> _Task to carry out_: Exactly how many lines have the word "rozruchu"? Answer with the bare number.

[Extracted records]
* Begin *
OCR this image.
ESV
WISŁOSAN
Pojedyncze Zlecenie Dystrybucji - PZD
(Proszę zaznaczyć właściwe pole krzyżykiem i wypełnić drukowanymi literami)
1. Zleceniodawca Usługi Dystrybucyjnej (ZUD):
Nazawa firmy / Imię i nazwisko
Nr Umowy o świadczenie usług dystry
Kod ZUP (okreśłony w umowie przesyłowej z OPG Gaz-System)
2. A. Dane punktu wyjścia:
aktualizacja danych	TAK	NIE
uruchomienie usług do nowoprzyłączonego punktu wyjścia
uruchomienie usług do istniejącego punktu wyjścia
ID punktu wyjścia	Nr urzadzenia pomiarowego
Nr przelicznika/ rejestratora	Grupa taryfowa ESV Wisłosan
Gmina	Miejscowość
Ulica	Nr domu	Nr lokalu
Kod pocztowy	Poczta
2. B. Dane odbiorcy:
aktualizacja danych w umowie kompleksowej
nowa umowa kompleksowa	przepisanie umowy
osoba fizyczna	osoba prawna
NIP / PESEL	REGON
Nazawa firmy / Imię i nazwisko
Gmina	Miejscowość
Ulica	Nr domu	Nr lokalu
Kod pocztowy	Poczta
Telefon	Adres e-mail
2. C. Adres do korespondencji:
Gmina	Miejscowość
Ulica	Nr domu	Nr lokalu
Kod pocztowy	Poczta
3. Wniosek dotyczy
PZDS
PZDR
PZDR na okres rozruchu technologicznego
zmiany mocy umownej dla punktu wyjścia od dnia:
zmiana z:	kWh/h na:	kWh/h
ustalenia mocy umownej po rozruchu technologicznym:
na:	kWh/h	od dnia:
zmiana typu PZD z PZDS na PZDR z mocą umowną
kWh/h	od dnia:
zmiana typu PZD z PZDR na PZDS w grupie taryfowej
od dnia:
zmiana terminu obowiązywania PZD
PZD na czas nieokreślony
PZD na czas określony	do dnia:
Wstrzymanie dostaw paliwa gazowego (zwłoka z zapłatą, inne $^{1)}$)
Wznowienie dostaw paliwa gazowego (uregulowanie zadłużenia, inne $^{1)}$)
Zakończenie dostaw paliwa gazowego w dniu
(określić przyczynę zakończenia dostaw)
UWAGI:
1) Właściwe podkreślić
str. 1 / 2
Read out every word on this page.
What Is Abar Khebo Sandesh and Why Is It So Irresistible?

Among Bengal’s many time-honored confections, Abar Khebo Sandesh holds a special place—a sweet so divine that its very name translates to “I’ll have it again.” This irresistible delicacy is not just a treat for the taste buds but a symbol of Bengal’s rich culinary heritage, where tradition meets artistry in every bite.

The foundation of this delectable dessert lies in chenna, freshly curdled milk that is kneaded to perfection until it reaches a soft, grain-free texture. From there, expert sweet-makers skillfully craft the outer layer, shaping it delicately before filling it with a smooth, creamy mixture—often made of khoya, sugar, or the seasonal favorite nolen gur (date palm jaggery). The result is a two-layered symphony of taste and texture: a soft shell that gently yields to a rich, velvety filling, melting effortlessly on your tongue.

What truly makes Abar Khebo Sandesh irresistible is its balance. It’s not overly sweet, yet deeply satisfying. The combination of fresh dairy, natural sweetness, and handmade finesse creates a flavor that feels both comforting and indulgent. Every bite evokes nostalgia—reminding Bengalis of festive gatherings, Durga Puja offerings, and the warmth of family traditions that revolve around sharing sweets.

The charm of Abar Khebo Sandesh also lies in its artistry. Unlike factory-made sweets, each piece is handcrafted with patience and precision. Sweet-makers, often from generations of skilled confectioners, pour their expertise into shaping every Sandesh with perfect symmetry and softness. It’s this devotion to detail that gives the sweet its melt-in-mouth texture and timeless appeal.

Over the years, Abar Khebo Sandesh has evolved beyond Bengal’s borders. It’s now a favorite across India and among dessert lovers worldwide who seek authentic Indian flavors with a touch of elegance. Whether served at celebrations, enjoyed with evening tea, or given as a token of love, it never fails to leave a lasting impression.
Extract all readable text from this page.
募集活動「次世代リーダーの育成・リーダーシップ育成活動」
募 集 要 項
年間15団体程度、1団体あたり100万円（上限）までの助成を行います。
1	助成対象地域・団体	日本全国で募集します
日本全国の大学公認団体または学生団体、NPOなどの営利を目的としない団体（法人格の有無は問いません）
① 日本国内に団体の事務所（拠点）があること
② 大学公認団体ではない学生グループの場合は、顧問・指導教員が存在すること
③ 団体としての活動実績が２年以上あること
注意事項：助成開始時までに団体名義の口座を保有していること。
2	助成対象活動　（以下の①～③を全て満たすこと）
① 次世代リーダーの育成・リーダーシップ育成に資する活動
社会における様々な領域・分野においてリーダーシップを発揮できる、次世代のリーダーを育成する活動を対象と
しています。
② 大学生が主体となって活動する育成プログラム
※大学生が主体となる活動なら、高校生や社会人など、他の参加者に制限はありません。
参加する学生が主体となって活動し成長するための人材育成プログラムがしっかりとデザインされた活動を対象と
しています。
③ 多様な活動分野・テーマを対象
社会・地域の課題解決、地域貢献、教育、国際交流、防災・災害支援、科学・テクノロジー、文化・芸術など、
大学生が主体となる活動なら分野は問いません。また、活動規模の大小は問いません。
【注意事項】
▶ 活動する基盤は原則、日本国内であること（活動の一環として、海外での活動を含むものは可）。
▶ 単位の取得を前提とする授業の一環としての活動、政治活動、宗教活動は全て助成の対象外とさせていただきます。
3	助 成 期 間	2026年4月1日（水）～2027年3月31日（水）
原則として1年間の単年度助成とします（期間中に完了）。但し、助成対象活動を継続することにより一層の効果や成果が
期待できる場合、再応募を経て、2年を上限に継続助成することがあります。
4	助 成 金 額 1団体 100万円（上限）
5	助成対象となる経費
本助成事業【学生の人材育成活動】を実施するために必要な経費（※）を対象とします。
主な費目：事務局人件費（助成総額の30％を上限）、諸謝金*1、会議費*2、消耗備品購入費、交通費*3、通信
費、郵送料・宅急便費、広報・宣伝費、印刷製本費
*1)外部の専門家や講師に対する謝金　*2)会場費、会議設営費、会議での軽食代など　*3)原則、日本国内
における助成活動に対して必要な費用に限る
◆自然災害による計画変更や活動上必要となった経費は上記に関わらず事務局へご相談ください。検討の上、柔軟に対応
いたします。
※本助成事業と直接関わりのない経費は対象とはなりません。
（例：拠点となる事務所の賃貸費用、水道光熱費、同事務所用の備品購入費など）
* End *
> _Solution for this task_: 2